» **What you should do**: What is the number of lines containing the word "this"? Give that number alone.

» **Records from a dataset**:
__________________________________________________
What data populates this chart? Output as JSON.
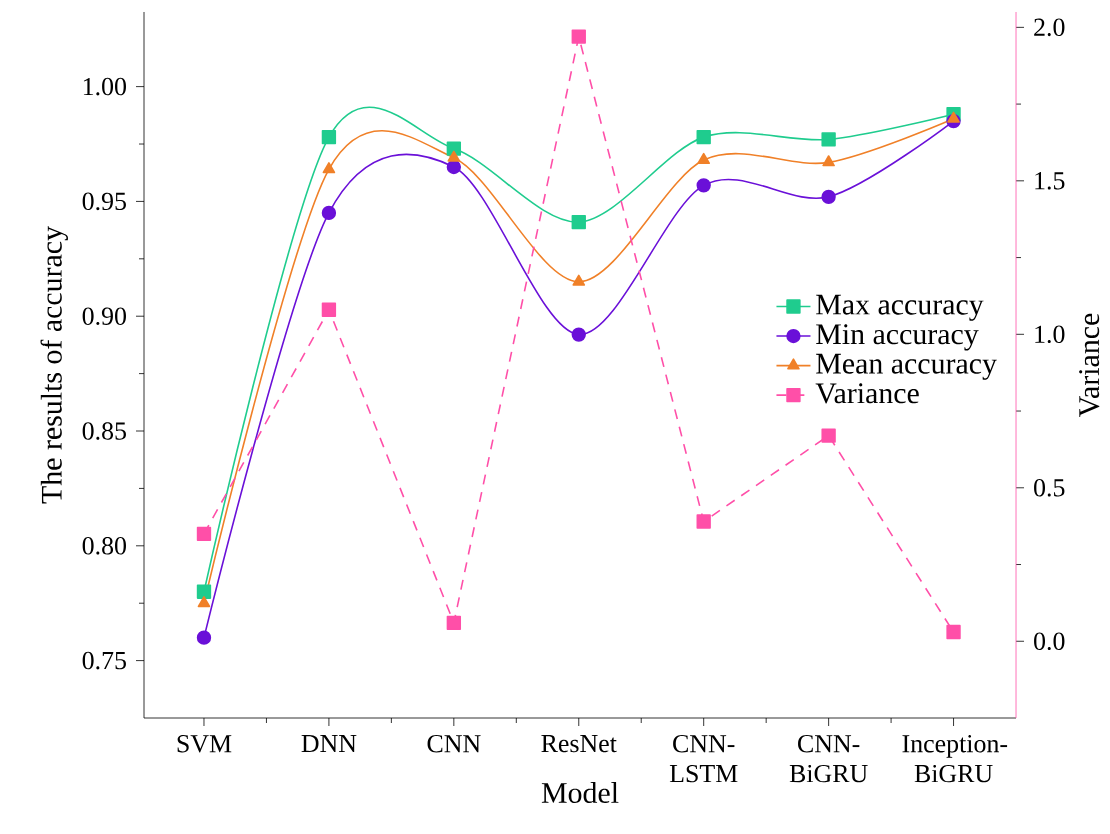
{
  "chart_data": {
    "type": "line",
    "categories": [
      "SVM",
      "DNN",
      "CNN",
      "ResNet",
      "CNN-LSTM",
      "CNN-BiGRU",
      "Inception-BiGRU"
    ],
    "xlabel": "Model",
    "ylabel": "The results of accuracy",
    "y2label": "Variance",
    "ylim": [
      0.725,
      1.0325
    ],
    "yticks": [
      {
        "value": 0.75,
        "label": "0.75"
      },
      {
        "value": 0.8,
        "label": "0.80"
      },
      {
        "value": 0.85,
        "label": "0.85"
      },
      {
        "value": 0.9,
        "label": "0.90"
      },
      {
        "value": 0.95,
        "label": "0.95"
      },
      {
        "value": 1.0,
        "label": "1.00"
      }
    ],
    "y2lim": [
      -0.25,
      2.05
    ],
    "y2ticks": [
      {
        "value": 0,
        "label": "0.0"
      },
      {
        "value": 0.5,
        "label": "0.5"
      },
      {
        "value": 1.0,
        "label": "1.0"
      },
      {
        "value": 1.5,
        "label": "1.5"
      },
      {
        "value": 2.0,
        "label": "2.0"
      }
    ],
    "legend": "right",
    "series": [
      {
        "name": "Max accuracy",
        "color": "#1fcc8e",
        "marker": "square",
        "line_style": "solid",
        "values": [
          0.78,
          0.978,
          0.973,
          0.941,
          0.978,
          0.977,
          0.988
        ]
      },
      {
        "name": "Min accuracy",
        "color": "#6a10d8",
        "marker": "circle",
        "line_style": "solid",
        "values": [
          0.76,
          0.945,
          0.965,
          0.892,
          0.957,
          0.952,
          0.985
        ]
      },
      {
        "name": "Mean accuracy",
        "color": "#f08028",
        "marker": "triangle",
        "line_style": "solid",
        "values": [
          0.775,
          0.964,
          0.969,
          0.915,
          0.968,
          0.967,
          0.986
        ]
      },
      {
        "name": "Variance",
        "color": "#ff4fa8",
        "marker": "square",
        "line_style": "dashed",
        "axis": "y2",
        "values": [
          0.35,
          1.08,
          0.06,
          1.97,
          0.39,
          0.67,
          0.03
        ]
      }
    ]
  }
}
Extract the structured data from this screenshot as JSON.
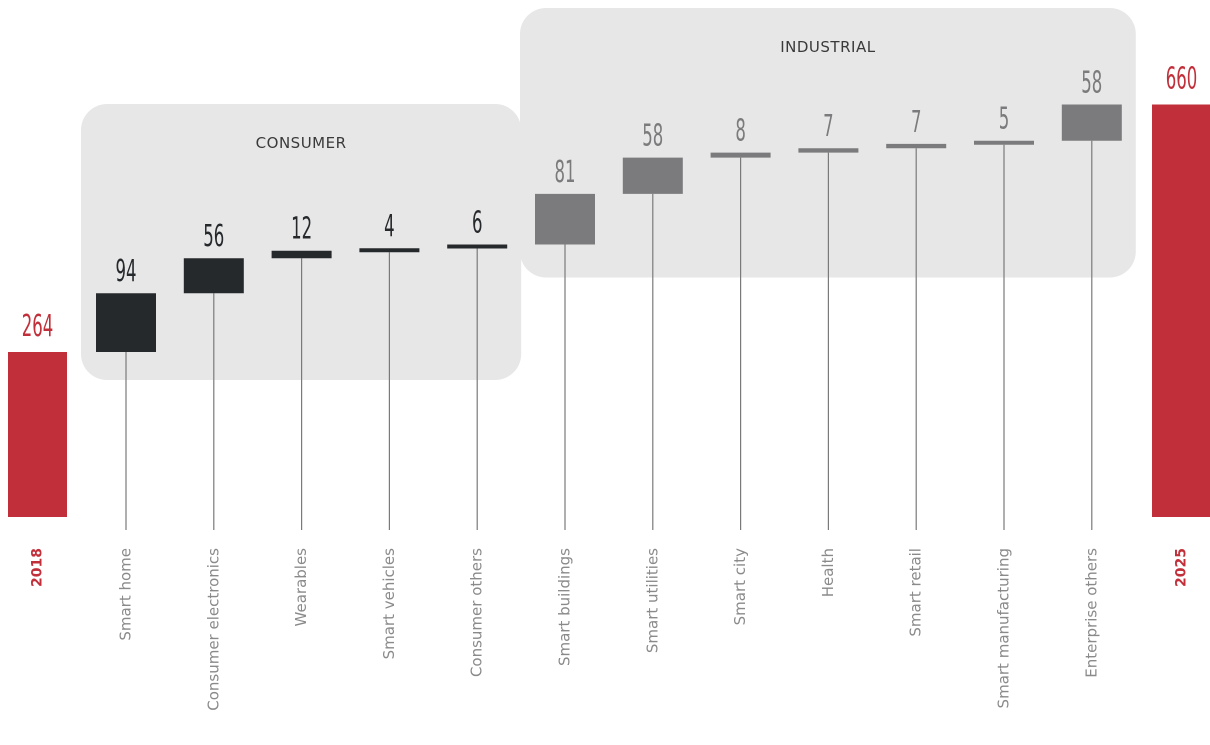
__________________________________________________
» **Written answer**: 2